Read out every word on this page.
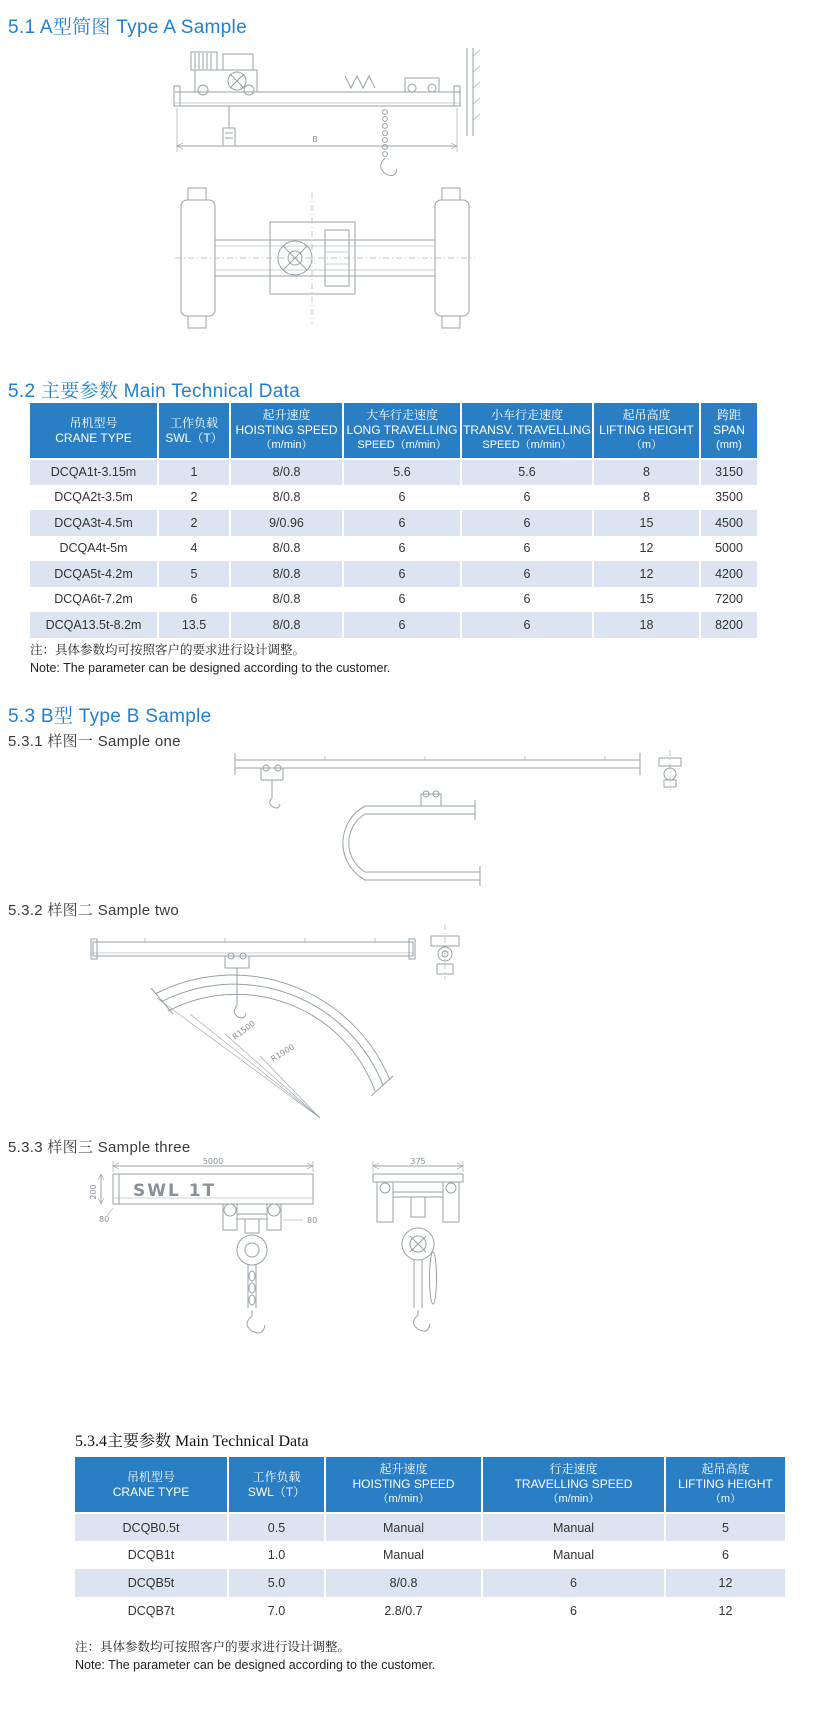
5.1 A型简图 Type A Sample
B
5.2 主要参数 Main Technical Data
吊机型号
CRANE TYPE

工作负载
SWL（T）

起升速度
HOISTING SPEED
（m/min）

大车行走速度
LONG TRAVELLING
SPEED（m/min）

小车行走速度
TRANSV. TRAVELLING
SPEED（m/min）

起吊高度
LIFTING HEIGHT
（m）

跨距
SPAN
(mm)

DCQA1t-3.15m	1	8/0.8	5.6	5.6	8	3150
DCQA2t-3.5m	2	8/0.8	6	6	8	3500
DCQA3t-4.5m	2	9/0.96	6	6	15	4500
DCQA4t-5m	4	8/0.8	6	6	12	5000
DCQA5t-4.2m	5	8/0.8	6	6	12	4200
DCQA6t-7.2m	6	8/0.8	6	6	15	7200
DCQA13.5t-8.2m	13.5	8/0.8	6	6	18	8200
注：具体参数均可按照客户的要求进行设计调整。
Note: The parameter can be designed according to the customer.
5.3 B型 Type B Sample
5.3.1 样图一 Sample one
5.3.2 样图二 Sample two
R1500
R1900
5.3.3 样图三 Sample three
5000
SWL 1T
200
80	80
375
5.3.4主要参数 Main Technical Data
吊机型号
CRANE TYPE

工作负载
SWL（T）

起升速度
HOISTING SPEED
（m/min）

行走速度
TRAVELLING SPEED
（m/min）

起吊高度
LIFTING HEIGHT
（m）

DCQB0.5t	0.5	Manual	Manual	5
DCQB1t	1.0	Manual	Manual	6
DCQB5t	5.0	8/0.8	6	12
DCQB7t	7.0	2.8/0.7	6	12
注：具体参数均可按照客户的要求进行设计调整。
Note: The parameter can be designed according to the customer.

» **What to work on**
Quote the records in their entirety, keeping the wording exact and excluding pictures.

» **Exercise output**
Read out every word on this page.
5.1 A型简图 Type A Sample
B
5.2 主要参数 Main Technical Data
吊机型号
CRANE TYPE

工作负载
SWL（T）

起升速度
HOISTING SPEED
（m/min）

大车行走速度
LONG TRAVELLING
SPEED（m/min）

小车行走速度
TRANSV. TRAVELLING
SPEED（m/min）

起吊高度
LIFTING HEIGHT
（m）

跨距
SPAN
(mm)

DCQA1t-3.15m	1	8/0.8	5.6	5.6	8	3150
DCQA2t-3.5m	2	8/0.8	6	6	8	3500
DCQA3t-4.5m	2	9/0.96	6	6	15	4500
DCQA4t-5m	4	8/0.8	6	6	12	5000
DCQA5t-4.2m	5	8/0.8	6	6	12	4200
DCQA6t-7.2m	6	8/0.8	6	6	15	7200
DCQA13.5t-8.2m	13.5	8/0.8	6	6	18	8200
注：具体参数均可按照客户的要求进行设计调整。
Note: The parameter can be designed according to the customer.
5.3 B型 Type B Sample
5.3.1 样图一 Sample one
5.3.2 样图二 Sample two
R1500
R1900
5.3.3 样图三 Sample three
5000
SWL 1T
200
80	80
375
5.3.4主要参数 Main Technical Data
吊机型号
CRANE TYPE

工作负载
SWL（T）

起升速度
HOISTING SPEED
（m/min）

行走速度
TRAVELLING SPEED
（m/min）

起吊高度
LIFTING HEIGHT
（m）

DCQB0.5t	0.5	Manual	Manual	5
DCQB1t	1.0	Manual	Manual	6
DCQB5t	5.0	8/0.8	6	12
DCQB7t	7.0	2.8/0.7	6	12
注：具体参数均可按照客户的要求进行设计调整。
Note: The parameter can be designed according to the customer.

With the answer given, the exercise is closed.